### Aim of the exercise
According to the Rookie Blue season 2 article, on what date was the series renewed for its second season?

- Region 1 DVD cover
- No. of episodes: 13

Release
- Original network: Global
- Original release: 23 June – 8 September 2011

Season chronology
- ← Previous Season 1 Next → Season 3

= Rookie Blue season 2 =

The second season of Rookie Blue began airing on 23 June 2011 on both ABC and Global. The entire season one cast, led by Missy Peregrym, Ben Bass and Gregory Smith returned, whilst Melanie Nicholls-King continued to recur as Officer Noelle Williams.

== Production ==
The series was renewed for a second 13-episode season on 12 July 2010. Filming of the second season was scheduled to take place between 1 September 2010 and 24 January 2011. Camille Sullivan joined the cast as Detective Jo Rosati. Lauren Holly guest starred as Elaine Peck, a Superintendent in charge of Operations at the Metropolitan Police Service.

### Stored data

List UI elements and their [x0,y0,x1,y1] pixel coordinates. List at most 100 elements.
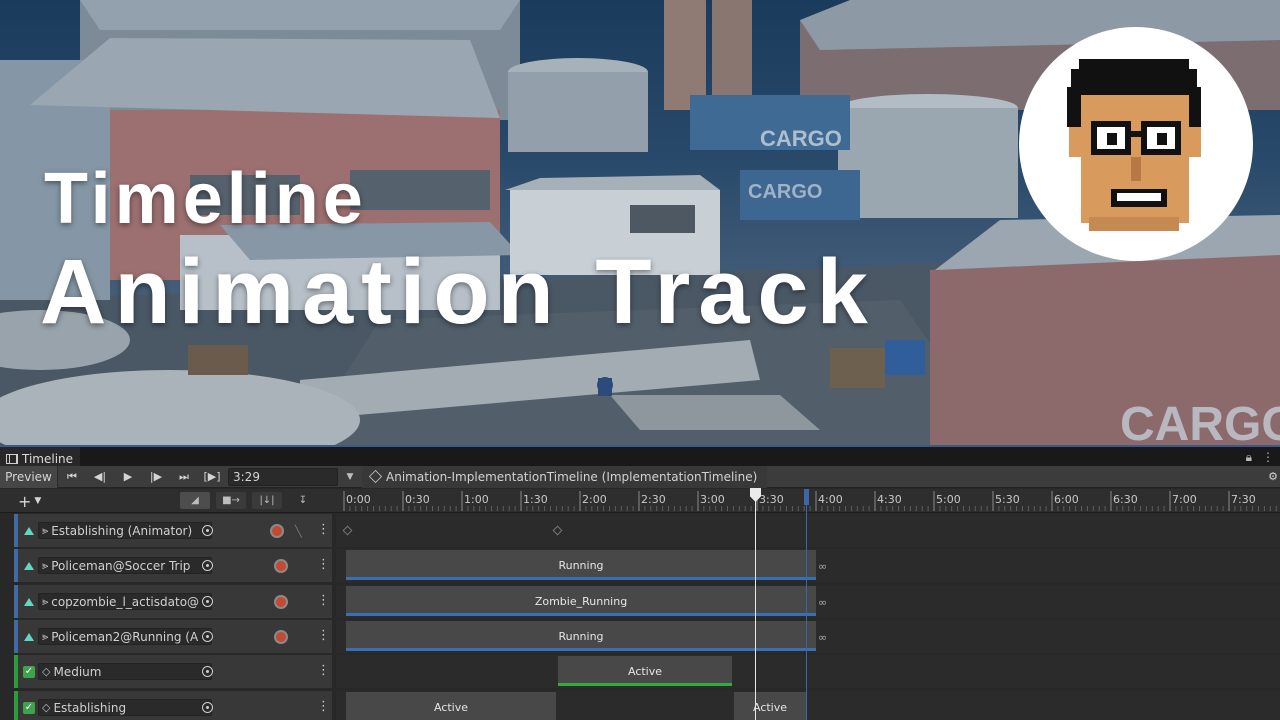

### Solution to the problem
12 July 2010